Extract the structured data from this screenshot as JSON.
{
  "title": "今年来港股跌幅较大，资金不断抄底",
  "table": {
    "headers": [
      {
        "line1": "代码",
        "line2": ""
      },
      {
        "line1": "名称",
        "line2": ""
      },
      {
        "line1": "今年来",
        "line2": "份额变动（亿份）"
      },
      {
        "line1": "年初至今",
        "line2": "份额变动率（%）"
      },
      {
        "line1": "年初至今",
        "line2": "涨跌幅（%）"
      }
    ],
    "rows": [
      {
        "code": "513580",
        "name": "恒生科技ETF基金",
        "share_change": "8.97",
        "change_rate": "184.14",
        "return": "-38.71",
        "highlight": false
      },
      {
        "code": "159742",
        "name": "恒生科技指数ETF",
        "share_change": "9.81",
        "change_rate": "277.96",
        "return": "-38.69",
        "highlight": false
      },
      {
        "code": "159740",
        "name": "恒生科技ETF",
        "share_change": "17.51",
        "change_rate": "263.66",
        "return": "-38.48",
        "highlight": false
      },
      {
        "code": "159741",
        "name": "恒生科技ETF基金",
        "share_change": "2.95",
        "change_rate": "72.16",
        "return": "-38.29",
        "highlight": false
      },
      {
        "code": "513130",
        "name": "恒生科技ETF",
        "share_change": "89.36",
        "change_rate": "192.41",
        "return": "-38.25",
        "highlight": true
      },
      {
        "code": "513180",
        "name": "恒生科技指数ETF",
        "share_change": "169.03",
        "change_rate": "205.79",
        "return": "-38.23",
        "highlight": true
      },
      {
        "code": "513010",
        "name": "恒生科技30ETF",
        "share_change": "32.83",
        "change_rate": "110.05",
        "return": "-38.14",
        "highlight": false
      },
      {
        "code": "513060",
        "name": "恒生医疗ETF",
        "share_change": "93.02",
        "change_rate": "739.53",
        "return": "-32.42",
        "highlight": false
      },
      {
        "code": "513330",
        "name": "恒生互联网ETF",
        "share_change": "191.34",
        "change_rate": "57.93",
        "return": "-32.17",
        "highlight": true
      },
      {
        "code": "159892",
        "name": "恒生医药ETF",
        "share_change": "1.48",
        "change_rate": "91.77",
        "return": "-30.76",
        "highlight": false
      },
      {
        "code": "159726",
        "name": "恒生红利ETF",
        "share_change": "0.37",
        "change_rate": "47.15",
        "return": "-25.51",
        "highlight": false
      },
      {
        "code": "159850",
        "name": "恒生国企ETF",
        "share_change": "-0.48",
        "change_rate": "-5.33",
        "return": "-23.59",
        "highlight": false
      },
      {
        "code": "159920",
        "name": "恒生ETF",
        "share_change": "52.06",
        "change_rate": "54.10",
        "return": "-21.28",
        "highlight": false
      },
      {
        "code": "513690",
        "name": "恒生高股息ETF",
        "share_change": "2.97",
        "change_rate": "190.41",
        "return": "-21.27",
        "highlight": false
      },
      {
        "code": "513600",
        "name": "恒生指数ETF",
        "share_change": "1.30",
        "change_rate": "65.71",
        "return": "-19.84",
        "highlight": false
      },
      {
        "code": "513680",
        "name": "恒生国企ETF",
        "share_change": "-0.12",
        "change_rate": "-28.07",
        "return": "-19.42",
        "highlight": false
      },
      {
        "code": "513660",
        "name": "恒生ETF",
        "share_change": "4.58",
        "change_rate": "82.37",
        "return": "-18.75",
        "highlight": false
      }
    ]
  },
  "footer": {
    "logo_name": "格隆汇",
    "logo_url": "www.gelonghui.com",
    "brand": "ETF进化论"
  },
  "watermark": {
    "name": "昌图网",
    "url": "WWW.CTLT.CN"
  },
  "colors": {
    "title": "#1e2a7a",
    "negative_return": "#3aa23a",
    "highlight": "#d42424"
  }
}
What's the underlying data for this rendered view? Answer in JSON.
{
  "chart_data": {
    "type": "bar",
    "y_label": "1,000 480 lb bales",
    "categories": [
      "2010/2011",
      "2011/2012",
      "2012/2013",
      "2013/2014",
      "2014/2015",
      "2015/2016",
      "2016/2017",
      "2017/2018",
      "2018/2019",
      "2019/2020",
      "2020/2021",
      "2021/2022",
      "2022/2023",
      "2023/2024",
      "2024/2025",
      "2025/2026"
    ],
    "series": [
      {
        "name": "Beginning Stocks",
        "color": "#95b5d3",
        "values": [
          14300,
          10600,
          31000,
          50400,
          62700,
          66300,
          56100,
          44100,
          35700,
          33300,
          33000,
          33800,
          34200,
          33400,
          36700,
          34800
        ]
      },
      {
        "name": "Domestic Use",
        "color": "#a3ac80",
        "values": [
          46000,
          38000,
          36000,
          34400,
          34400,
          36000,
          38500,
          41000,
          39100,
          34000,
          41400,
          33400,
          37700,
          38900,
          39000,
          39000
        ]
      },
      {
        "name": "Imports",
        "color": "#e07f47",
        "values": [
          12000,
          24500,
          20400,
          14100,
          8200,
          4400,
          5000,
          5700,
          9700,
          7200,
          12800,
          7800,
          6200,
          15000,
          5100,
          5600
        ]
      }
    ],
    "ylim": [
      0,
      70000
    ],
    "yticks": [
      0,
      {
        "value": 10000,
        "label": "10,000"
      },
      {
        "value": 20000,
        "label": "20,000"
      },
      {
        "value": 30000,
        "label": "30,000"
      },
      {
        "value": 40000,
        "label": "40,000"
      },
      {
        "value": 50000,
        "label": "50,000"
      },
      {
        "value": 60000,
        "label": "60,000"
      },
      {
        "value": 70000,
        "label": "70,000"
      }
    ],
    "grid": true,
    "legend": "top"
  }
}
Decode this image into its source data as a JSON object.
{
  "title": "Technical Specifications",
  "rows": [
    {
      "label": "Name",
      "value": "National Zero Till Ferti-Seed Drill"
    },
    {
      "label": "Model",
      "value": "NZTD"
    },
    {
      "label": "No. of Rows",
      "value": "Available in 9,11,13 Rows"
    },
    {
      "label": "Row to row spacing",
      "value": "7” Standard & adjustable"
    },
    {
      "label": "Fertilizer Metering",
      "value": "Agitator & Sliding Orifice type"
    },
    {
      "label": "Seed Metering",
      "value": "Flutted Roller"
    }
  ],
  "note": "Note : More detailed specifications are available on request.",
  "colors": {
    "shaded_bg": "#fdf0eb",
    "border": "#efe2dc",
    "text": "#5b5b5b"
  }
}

□ □ □

From the entries above, copy out every line where the string "this" appears.

Extract the structured data from this screenshot as JSON.
What's the underlying data for this rendered view? Answer in JSON.
Decode this image into its source data as a JSON object.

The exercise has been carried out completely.